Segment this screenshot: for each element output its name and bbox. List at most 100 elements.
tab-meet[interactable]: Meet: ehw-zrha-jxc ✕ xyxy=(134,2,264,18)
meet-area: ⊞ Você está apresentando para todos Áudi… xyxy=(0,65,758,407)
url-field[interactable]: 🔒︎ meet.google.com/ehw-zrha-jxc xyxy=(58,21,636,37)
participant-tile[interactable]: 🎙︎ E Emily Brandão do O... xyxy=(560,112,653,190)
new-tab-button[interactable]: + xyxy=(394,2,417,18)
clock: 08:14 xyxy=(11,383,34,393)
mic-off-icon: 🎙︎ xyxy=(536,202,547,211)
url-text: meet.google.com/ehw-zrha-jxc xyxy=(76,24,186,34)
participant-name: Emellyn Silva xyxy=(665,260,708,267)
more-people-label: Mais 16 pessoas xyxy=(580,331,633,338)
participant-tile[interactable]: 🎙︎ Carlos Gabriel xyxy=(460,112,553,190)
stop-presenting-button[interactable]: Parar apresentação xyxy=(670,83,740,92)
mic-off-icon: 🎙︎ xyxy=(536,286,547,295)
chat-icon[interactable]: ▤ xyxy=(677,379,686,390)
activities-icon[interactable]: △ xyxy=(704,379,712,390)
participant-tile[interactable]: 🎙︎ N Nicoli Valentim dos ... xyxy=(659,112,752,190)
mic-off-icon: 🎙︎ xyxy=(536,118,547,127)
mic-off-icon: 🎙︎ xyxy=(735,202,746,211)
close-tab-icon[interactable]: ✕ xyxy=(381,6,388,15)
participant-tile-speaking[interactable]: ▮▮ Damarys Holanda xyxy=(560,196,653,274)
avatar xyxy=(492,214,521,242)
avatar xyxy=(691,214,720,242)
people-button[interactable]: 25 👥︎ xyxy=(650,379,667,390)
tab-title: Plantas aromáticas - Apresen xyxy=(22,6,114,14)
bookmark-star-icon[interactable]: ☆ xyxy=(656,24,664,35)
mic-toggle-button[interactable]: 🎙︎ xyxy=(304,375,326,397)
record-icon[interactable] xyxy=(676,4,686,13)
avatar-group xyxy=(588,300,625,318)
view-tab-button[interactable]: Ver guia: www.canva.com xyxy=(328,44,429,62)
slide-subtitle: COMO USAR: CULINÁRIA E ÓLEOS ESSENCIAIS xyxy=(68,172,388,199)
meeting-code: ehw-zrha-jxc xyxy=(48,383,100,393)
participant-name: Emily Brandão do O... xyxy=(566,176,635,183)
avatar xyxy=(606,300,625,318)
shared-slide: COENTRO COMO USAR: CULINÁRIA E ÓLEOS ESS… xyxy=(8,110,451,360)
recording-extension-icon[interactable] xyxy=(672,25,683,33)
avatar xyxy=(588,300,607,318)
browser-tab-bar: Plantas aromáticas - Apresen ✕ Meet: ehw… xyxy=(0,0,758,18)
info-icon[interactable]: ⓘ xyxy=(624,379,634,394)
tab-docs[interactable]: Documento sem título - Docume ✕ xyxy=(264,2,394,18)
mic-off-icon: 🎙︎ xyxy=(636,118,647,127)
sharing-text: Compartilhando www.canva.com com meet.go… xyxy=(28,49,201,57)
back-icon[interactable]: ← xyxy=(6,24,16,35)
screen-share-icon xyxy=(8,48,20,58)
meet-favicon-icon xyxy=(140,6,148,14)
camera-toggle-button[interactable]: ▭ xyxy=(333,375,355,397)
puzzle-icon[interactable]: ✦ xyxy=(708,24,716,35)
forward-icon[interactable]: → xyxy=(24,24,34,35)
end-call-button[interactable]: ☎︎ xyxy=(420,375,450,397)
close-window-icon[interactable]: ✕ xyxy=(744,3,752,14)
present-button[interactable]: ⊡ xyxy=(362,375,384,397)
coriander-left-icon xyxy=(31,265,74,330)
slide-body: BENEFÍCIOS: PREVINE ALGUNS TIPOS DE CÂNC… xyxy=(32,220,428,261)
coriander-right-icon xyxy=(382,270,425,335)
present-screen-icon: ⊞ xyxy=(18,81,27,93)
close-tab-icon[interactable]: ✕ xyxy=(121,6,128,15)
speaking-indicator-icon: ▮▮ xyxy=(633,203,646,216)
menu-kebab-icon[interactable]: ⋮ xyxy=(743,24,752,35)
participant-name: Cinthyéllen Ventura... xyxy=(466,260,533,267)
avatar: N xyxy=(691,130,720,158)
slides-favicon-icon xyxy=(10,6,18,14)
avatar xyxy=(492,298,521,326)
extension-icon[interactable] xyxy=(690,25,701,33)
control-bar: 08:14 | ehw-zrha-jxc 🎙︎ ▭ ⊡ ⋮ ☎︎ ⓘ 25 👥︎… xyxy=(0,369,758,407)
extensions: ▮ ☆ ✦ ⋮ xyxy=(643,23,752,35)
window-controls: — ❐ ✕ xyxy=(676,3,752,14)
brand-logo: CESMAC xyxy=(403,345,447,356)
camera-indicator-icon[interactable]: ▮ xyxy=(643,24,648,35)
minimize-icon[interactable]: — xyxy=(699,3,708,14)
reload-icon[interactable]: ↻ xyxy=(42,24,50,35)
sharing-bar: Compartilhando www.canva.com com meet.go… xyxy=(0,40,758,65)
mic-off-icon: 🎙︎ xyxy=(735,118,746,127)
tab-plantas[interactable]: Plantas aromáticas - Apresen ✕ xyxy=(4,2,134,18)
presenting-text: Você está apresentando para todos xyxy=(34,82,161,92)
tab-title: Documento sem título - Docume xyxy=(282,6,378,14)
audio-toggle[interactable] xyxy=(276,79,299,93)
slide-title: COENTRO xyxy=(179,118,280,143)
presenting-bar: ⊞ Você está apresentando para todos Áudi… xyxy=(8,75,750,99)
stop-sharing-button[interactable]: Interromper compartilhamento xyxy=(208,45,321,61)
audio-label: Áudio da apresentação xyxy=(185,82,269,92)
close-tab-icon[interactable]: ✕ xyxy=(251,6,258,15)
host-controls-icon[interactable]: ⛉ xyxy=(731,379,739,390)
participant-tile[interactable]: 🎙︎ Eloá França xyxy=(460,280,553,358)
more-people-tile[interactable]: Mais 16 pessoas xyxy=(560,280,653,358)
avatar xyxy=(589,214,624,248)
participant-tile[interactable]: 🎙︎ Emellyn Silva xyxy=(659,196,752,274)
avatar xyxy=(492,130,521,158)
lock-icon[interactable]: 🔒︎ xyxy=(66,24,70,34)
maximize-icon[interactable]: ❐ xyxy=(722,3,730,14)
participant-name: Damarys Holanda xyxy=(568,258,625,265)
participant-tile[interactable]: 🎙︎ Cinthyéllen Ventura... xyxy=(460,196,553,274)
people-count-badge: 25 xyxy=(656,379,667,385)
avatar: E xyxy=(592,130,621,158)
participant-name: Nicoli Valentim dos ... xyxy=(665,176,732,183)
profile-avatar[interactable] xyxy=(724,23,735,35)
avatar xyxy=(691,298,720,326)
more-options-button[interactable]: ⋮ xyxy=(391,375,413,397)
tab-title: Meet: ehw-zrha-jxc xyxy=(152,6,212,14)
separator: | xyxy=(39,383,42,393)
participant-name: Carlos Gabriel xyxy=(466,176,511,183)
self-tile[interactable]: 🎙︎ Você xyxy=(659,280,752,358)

• • • • • • •

**Exercise**:
Recast every line of the records as a JSON array of strings, one string per line, skipping blank lines.

**Response to this task**:
[
  "Segment this screenshot: for each element output its name and bbox. List at most 100 elements.",
  "tab-meet[interactable]: Meet: ehw-zrha-jxc ✕ xyxy=(134,2,264,18)",
  "meet-area: ⊞ Você está apresentando para todos Áudi… xyxy=(0,65,758,407)",
  "url-field[interactable]: 🔒︎ meet.google.com/ehw-zrha-jxc xyxy=(58,21,636,37)",
  "participant-tile[interactable]: 🎙︎ E Emily Brandão do O... xyxy=(560,112,653,190)",
  "new-tab-button[interactable]: + xyxy=(394,2,417,18)",
  "clock: 08:14 xyxy=(11,383,34,393)",
  "mic-off-icon: 🎙︎ xyxy=(536,202,547,211)",
  "url-text: meet.google.com/ehw-zrha-jxc xyxy=(76,24,186,34)",
  "participant-name: Emellyn Silva xyxy=(665,260,708,267)",
  "more-people-label: Mais 16 pessoas xyxy=(580,331,633,338)",
  "participant-tile[interactable]: 🎙︎ Carlos Gabriel xyxy=(460,112,553,190)",
  "stop-presenting-button[interactable]: Parar apresentação xyxy=(670,83,740,92)",
  "mic-off-icon: 🎙︎ xyxy=(536,286,547,295)",
  "chat-icon[interactable]: ▤ xyxy=(677,379,686,390)",
  "activities-icon[interactable]: △ xyxy=(704,379,712,390)",
  "participant-tile[interactable]: 🎙︎ N Nicoli Valentim dos ... xyxy=(659,112,752,190)",
  "mic-off-icon: 🎙︎ xyxy=(536,118,547,127)",
  "mic-off-icon: 🎙︎ xyxy=(735,202,746,211)",
  "close-tab-icon[interactable]: ✕ xyxy=(381,6,388,15)",
  "participant-tile-speaking[interactable]: ▮▮ Damarys Holanda xyxy=(560,196,653,274)",
  "avatar xyxy=(492,214,521,242)",
  "avatar xyxy=(691,214,720,242)",
  "people-button[interactable]: 25 👥︎ xyxy=(650,379,667,390)",
  "tab-title: Plantas aromáticas - Apresen xyxy=(22,6,114,14)",
  "bookmark-star-icon[interactable]: ☆ xyxy=(656,24,664,35)",
  "mic-toggle-button[interactable]: 🎙︎ xyxy=(304,375,326,397)",
  "record-icon[interactable] xyxy=(676,4,686,13)",
  "avatar-group xyxy=(588,300,625,318)",
  "view-tab-button[interactable]: Ver guia: www.canva.com xyxy=(328,44,429,62)",
  "slide-subtitle: COMO USAR: CULINÁRIA E ÓLEOS ESSENCIAIS xyxy=(68,172,388,199)",
  "meeting-code: ehw-zrha-jxc xyxy=(48,383,100,393)",
  "participant-name: Emily Brandão do O... xyxy=(566,176,635,183)",
  "avatar xyxy=(606,300,625,318)",
  "shared-slide: COENTRO COMO USAR: CULINÁRIA E ÓLEOS ESS… xyxy=(8,110,451,360)",
  "recording-extension-icon[interactable] xyxy=(672,25,683,33)",
  "avatar xyxy=(588,300,607,318)",
  "browser-tab-bar: Plantas aromáticas - Apresen ✕ Meet: ehw… xyxy=(0,0,758,18)",
  "info-icon[interactable]: ⓘ xyxy=(624,379,634,394)",
  "tab-docs[interactable]: Documento sem título - Docume ✕ xyxy=(264,2,394,18)",
  "mic-off-icon: 🎙︎ xyxy=(636,118,647,127)",
  "sharing-text: Compartilhando www.canva.com com meet.go… xyxy=(28,49,201,57)",
  "back-icon[interactable]: ← xyxy=(6,24,16,35)",
  "screen-share-icon xyxy=(8,48,20,58)",
  "meet-favicon-icon xyxy=(140,6,148,14)",
  "camera-toggle-button[interactable]: ▭ xyxy=(333,375,355,397)",
  "puzzle-icon[interactable]: ✦ xyxy=(708,24,716,35)",
  "forward-icon[interactable]: → xyxy=(24,24,34,35)",
  "end-call-button[interactable]: ☎︎ xyxy=(420,375,450,397)",
  "close-window-icon[interactable]: ✕ xyxy=(744,3,752,14)",
  "present-button[interactable]: ⊡ xyxy=(362,375,384,397)",
  "coriander-left-icon xyxy=(31,265,74,330)",
  "slide-body: BENEFÍCIOS: PREVINE ALGUNS TIPOS DE CÂNC… xyxy=(32,220,428,261)",
  "coriander-right-icon xyxy=(382,270,425,335)",
  "present-screen-icon: ⊞ xyxy=(18,81,27,93)",
  "close-tab-icon[interactable]: ✕ xyxy=(121,6,128,15)",
  "speaking-indicator-icon: ▮▮ xyxy=(633,203,646,216)",
  "menu-kebab-icon[interactable]: ⋮ xyxy=(743,24,752,35)",
  "participant-name: Cinthyéllen Ventura... xyxy=(466,260,533,267)",
  "avatar: N xyxy=(691,130,720,158)",
  "slides-favicon-icon xyxy=(10,6,18,14)",
  "avatar xyxy=(492,298,521,326)",
  "extension-icon[interactable] xyxy=(690,25,701,33)",
  "control-bar: 08:14 | ehw-zrha-jxc 🎙︎ ▭ ⊡ ⋮ ☎︎ ⓘ 25 👥︎… xyxy=(0,369,758,407)",
  "extensions: ▮ ☆ ✦ ⋮ xyxy=(643,23,752,35)",
  "window-controls: — ❐ ✕ xyxy=(676,3,752,14)",
  "brand-logo: CESMAC xyxy=(403,345,447,356)",
  "camera-indicator-icon[interactable]: ▮ xyxy=(643,24,648,35)",
  "minimize-icon[interactable]: — xyxy=(699,3,708,14)",
  "reload-icon[interactable]: ↻ xyxy=(42,24,50,35)",
  "sharing-bar: Compartilhando www.canva.com com meet.go… xyxy=(0,40,758,65)",
  "mic-off-icon: 🎙︎ xyxy=(735,118,746,127)",
  "tab-plantas[interactable]: Plantas aromáticas - Apresen ✕ xyxy=(4,2,134,18)",
  "presenting-text: Você está apresentando para todos xyxy=(34,82,161,92)",
  "tab-title: Documento sem título - Docume xyxy=(282,6,378,14)",
  "audio-toggle[interactable] xyxy=(276,79,299,93)",
  "slide-title: COENTRO xyxy=(179,118,280,143)",
  "presenting-bar: ⊞ Você está apresentando para todos Áudi… xyxy=(8,75,750,99)",
  "stop-sharing-button[interactable]: Interromper compartilhamento xyxy=(208,45,321,61)",
  "audio-label: Áudio da apresentação xyxy=(185,82,269,92)",
  "close-tab-icon[interactable]: ✕ xyxy=(251,6,258,15)",
  "host-controls-icon[interactable]: ⛉ xyxy=(731,379,739,390)",
  "participant-tile[interactable]: 🎙︎ Eloá França xyxy=(460,280,553,358)",
  "more-people-tile[interactable]: Mais 16 pessoas xyxy=(560,280,653,358)",
  "avatar xyxy=(589,214,624,248)",
  "participant-tile[interactable]: 🎙︎ Emellyn Silva xyxy=(659,196,752,274)",
  "avatar xyxy=(492,130,521,158)",
  "lock-icon[interactable]: 🔒︎ xyxy=(66,24,70,34)",
  "maximize-icon[interactable]: ❐ xyxy=(722,3,730,14)",
  "participant-name: Damarys Holanda xyxy=(568,258,625,265)",
  "participant-tile[interactable]: 🎙︎ Cinthyéllen Ventura... xyxy=(460,196,553,274)",
  "people-count-badge: 25 xyxy=(656,379,667,385)",
  "avatar: E xyxy=(592,130,621,158)",
  "participant-name: Nicoli Valentim dos ... xyxy=(665,176,732,183)",
  "profile-avatar[interactable] xyxy=(724,23,735,35)",
  "avatar xyxy=(691,298,720,326)",
  "more-options-button[interactable]: ⋮ xyxy=(391,375,413,397)",
  "tab-title: Meet: ehw-zrha-jxc xyxy=(152,6,212,14)",
  "separator: | xyxy=(39,383,42,393)",
  "participant-name: Carlos Gabriel xyxy=(466,176,511,183)",
  "self-tile[interactable]: 🎙︎ Você xyxy=(659,280,752,358)"
]